▶ [What to produce]:
Quote, verbatim, all material below, without pictures.

▶ [Provided material]:
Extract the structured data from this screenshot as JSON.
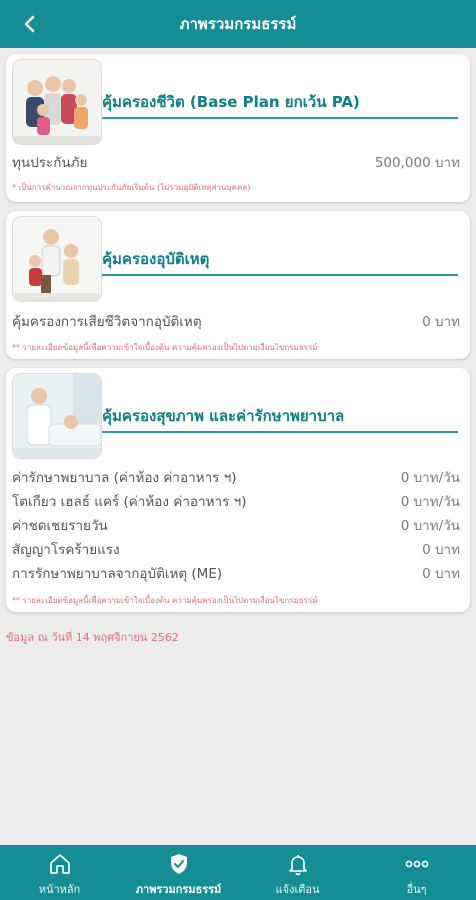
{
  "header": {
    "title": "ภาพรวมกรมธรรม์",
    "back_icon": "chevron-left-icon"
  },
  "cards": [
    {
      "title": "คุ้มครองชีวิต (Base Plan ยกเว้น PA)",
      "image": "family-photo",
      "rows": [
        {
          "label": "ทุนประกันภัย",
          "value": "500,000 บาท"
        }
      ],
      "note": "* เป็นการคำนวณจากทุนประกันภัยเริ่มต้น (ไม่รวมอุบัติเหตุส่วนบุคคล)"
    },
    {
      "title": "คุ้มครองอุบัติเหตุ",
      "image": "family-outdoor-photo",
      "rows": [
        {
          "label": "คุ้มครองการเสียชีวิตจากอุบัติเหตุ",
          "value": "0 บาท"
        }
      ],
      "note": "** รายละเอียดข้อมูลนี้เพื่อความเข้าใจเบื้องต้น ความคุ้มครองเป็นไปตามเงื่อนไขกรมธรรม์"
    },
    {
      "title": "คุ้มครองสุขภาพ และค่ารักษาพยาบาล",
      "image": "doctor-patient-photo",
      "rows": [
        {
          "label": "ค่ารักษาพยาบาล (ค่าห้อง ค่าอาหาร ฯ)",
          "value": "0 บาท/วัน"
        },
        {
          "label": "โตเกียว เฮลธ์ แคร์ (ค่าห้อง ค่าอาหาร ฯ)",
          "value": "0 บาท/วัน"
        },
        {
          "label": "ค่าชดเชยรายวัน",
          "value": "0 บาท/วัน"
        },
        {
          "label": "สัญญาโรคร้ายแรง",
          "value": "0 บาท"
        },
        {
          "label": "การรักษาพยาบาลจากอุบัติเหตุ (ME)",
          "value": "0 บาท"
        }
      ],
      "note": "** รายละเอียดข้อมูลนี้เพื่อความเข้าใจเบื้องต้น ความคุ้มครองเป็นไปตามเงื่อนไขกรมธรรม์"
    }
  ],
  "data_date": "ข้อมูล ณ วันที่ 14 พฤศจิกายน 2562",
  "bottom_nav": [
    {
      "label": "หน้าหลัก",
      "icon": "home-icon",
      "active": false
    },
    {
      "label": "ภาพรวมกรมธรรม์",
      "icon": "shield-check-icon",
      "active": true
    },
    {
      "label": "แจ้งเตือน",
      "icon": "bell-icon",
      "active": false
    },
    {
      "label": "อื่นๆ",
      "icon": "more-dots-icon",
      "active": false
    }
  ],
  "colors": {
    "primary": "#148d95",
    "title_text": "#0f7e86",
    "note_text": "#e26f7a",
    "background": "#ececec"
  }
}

▶ [Expected answer]:
Extract the structured data from this screenshot as JSON.
{
  "header": {
    "title": "ภาพรวมกรมธรรม์",
    "back_icon": "chevron-left-icon"
  },
  "cards": [
    {
      "title": "คุ้มครองชีวิต (Base Plan ยกเว้น PA)",
      "image": "family-photo",
      "rows": [
        {
          "label": "ทุนประกันภัย",
          "value": "500,000 บาท"
        }
      ],
      "note": "* เป็นการคำนวณจากทุนประกันภัยเริ่มต้น (ไม่รวมอุบัติเหตุส่วนบุคคล)"
    },
    {
      "title": "คุ้มครองอุบัติเหตุ",
      "image": "family-outdoor-photo",
      "rows": [
        {
          "label": "คุ้มครองการเสียชีวิตจากอุบัติเหตุ",
          "value": "0 บาท"
        }
      ],
      "note": "** รายละเอียดข้อมูลนี้เพื่อความเข้าใจเบื้องต้น ความคุ้มครองเป็นไปตามเงื่อนไขกรมธรรม์"
    },
    {
      "title": "คุ้มครองสุขภาพ และค่ารักษาพยาบาล",
      "image": "doctor-patient-photo",
      "rows": [
        {
          "label": "ค่ารักษาพยาบาล (ค่าห้อง ค่าอาหาร ฯ)",
          "value": "0 บาท/วัน"
        },
        {
          "label": "โตเกียว เฮลธ์ แคร์ (ค่าห้อง ค่าอาหาร ฯ)",
          "value": "0 บาท/วัน"
        },
        {
          "label": "ค่าชดเชยรายวัน",
          "value": "0 บาท/วัน"
        },
        {
          "label": "สัญญาโรคร้ายแรง",
          "value": "0 บาท"
        },
        {
          "label": "การรักษาพยาบาลจากอุบัติเหตุ (ME)",
          "value": "0 บาท"
        }
      ],
      "note": "** รายละเอียดข้อมูลนี้เพื่อความเข้าใจเบื้องต้น ความคุ้มครองเป็นไปตามเงื่อนไขกรมธรรม์"
    }
  ],
  "data_date": "ข้อมูล ณ วันที่ 14 พฤศจิกายน 2562",
  "bottom_nav": [
    {
      "label": "หน้าหลัก",
      "icon": "home-icon",
      "active": false
    },
    {
      "label": "ภาพรวมกรมธรรม์",
      "icon": "shield-check-icon",
      "active": true
    },
    {
      "label": "แจ้งเตือน",
      "icon": "bell-icon",
      "active": false
    },
    {
      "label": "อื่นๆ",
      "icon": "more-dots-icon",
      "active": false
    }
  ],
  "colors": {
    "primary": "#148d95",
    "title_text": "#0f7e86",
    "note_text": "#e26f7a",
    "background": "#ececec"
  }
}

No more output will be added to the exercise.